● **GIVEN REQUEST**:
In full and without deviation, write out the entries that follow.

<<<<

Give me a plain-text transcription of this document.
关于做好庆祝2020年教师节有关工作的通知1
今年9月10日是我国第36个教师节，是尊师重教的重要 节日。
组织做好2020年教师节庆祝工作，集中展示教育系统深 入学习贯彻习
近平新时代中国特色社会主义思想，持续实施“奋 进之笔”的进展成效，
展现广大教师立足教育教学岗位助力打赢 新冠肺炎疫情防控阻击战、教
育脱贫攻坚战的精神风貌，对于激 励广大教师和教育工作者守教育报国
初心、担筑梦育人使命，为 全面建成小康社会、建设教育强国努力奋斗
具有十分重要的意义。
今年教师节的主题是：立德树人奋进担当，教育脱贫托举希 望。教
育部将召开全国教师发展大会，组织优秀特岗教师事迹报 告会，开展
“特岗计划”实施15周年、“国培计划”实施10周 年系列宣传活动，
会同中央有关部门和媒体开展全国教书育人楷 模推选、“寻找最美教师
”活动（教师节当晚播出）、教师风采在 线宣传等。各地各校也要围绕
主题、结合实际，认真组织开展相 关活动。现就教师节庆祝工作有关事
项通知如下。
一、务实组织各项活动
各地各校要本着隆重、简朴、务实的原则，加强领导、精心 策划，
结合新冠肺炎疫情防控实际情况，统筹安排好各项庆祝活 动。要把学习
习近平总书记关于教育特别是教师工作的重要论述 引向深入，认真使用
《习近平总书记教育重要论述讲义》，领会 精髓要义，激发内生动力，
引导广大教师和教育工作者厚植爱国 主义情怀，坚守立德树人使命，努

>>>>

● **SOLUTION FOR THIS EXERCISE**:
Give me a plain-text transcription of this document.
关于做好庆祝2020年教师节有关工作的通知1
今年9月10日是我国第36个教师节，是尊师重教的重要 节日。
组织做好2020年教师节庆祝工作，集中展示教育系统深 入学习贯彻习
近平新时代中国特色社会主义思想，持续实施“奋 进之笔”的进展成效，
展现广大教师立足教育教学岗位助力打赢 新冠肺炎疫情防控阻击战、教
育脱贫攻坚战的精神风貌，对于激 励广大教师和教育工作者守教育报国
初心、担筑梦育人使命，为 全面建成小康社会、建设教育强国努力奋斗
具有十分重要的意义。
今年教师节的主题是：立德树人奋进担当，教育脱贫托举希 望。教
育部将召开全国教师发展大会，组织优秀特岗教师事迹报 告会，开展
“特岗计划”实施15周年、“国培计划”实施10周 年系列宣传活动，
会同中央有关部门和媒体开展全国教书育人楷 模推选、“寻找最美教师
”活动（教师节当晚播出）、教师风采在 线宣传等。各地各校也要围绕
主题、结合实际，认真组织开展相 关活动。现就教师节庆祝工作有关事
项通知如下。
一、务实组织各项活动
各地各校要本着隆重、简朴、务实的原则，加强领导、精心 策划，
结合新冠肺炎疫情防控实际情况，统筹安排好各项庆祝活 动。要把学习
习近平总书记关于教育特别是教师工作的重要论述 引向深入，认真使用
《习近平总书记教育重要论述讲义》，领会 精髓要义，激发内生动力，
引导广大教师和教育工作者厚植爱国 主义情怀，坚守立德树人使命，努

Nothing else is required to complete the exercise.